Data shown:
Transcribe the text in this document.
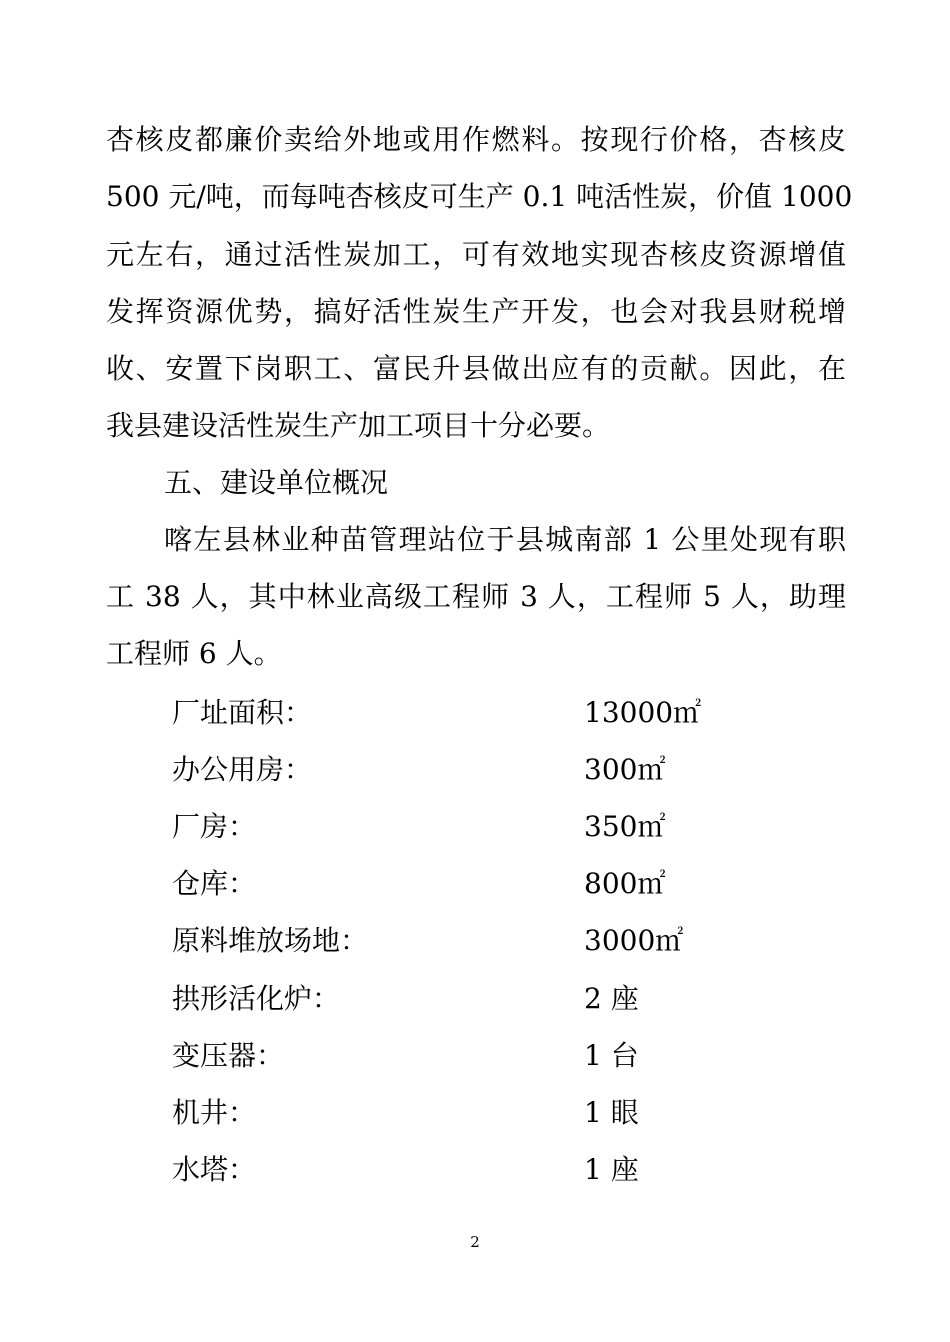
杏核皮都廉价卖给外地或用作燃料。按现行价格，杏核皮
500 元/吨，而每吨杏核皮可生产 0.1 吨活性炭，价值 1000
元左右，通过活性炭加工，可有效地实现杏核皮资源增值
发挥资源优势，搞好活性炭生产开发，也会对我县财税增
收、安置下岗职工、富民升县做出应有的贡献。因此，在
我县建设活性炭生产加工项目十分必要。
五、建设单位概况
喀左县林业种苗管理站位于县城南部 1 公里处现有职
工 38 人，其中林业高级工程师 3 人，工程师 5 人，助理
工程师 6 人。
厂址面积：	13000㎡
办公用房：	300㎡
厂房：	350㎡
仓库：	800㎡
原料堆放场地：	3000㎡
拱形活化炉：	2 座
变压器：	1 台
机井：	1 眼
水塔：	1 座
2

---

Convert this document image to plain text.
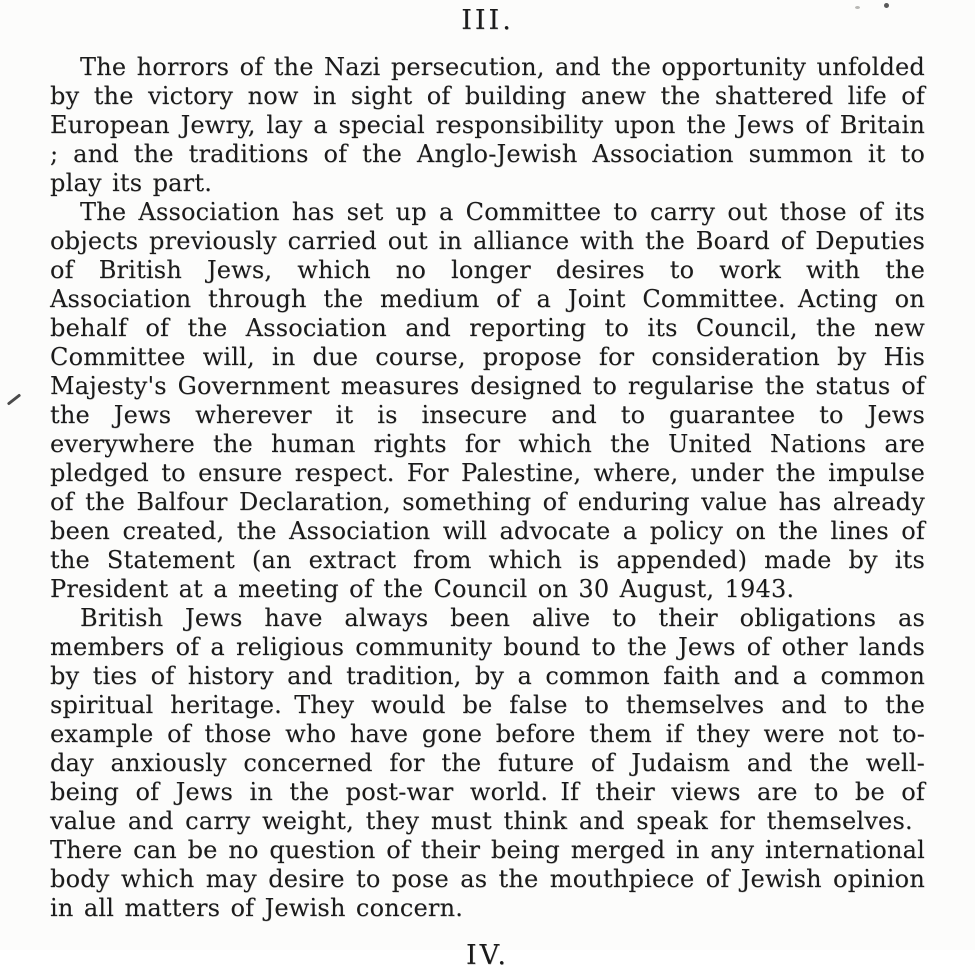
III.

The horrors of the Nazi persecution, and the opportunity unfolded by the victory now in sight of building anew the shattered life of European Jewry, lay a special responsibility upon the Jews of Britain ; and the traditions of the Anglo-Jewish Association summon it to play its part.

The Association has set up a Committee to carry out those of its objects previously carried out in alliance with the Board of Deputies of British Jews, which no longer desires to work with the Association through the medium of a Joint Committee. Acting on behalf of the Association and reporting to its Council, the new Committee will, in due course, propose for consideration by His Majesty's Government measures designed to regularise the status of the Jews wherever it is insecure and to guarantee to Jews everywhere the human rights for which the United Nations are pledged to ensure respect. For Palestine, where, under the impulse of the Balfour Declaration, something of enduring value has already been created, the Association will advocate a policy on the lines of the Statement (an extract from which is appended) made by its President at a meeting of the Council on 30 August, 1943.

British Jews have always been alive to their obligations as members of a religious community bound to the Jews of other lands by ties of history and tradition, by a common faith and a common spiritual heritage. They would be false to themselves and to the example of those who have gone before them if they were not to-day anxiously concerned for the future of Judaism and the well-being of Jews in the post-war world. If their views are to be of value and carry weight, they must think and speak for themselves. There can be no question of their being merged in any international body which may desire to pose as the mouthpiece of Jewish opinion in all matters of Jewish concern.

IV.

--

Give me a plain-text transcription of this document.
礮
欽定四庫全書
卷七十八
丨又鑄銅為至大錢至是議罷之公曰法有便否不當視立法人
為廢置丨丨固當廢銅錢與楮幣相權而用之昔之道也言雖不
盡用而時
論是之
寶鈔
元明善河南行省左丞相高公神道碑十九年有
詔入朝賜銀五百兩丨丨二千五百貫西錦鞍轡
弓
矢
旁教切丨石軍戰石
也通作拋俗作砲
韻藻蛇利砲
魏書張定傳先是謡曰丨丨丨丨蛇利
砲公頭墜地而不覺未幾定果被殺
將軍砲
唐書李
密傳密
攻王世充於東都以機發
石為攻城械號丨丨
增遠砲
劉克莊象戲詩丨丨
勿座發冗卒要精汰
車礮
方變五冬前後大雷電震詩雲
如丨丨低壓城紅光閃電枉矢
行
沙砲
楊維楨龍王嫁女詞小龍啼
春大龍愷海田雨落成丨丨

Short problem:
Show each line in the entries that holds the string "document".

Exercise output:
Transcribe the text in this document.
Convert this document image to plain text.
Give me a plain-text transcription of this document.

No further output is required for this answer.